■ SUPPLIED MATERIAL
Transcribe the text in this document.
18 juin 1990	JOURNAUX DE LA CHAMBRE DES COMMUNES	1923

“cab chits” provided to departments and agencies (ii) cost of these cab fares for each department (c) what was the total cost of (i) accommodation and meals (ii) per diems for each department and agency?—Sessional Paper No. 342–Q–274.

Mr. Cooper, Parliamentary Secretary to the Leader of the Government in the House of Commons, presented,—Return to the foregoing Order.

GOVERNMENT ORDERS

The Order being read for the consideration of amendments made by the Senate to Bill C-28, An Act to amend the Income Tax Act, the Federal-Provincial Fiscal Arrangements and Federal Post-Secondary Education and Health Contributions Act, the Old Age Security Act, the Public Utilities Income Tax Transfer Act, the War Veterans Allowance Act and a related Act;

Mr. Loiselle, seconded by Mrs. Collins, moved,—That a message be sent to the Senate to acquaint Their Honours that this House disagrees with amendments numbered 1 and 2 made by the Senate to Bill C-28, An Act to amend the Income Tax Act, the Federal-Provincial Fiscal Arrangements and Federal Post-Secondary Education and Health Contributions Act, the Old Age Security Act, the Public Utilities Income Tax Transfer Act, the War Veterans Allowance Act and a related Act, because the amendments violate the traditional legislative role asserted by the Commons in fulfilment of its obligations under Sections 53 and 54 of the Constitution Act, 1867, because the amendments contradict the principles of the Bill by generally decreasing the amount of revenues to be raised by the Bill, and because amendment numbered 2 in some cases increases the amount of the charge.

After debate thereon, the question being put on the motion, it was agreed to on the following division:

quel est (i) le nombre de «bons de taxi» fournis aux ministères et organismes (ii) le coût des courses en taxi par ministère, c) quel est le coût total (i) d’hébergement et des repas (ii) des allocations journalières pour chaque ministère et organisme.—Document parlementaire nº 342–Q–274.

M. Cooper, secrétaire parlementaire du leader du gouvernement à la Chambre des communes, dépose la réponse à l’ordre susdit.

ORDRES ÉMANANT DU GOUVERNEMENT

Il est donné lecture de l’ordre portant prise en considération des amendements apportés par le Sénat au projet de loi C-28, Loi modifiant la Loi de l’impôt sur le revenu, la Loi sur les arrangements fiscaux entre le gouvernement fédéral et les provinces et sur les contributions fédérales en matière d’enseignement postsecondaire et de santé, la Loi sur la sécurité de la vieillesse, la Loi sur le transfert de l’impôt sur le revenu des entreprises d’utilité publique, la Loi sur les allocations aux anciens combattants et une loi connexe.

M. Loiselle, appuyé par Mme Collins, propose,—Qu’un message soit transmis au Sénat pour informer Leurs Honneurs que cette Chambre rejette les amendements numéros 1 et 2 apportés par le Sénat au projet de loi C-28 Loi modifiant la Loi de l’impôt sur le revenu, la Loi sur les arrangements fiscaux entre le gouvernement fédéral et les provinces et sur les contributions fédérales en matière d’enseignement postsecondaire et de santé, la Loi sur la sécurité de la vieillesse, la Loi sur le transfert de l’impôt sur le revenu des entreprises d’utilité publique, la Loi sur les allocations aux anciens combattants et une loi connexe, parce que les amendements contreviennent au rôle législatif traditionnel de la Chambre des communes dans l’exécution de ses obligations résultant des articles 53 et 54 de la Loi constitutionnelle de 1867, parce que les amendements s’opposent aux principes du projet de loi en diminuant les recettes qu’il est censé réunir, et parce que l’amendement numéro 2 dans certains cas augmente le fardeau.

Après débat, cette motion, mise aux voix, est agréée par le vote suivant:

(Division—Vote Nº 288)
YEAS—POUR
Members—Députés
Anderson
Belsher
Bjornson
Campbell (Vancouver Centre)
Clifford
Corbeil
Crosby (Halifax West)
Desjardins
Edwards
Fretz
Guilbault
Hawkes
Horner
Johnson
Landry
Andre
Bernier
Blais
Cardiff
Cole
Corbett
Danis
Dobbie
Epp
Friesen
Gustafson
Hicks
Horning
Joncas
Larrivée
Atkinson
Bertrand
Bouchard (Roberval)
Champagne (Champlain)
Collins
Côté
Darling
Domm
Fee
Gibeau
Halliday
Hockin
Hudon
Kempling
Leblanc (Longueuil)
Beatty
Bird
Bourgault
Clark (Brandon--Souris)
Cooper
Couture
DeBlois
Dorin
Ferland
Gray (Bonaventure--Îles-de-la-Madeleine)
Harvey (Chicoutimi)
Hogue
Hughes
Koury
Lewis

■ OBJECTIVE
Give only the number of lines in the material above that include the word "motion".

■ EXERCISE SOLUTION
2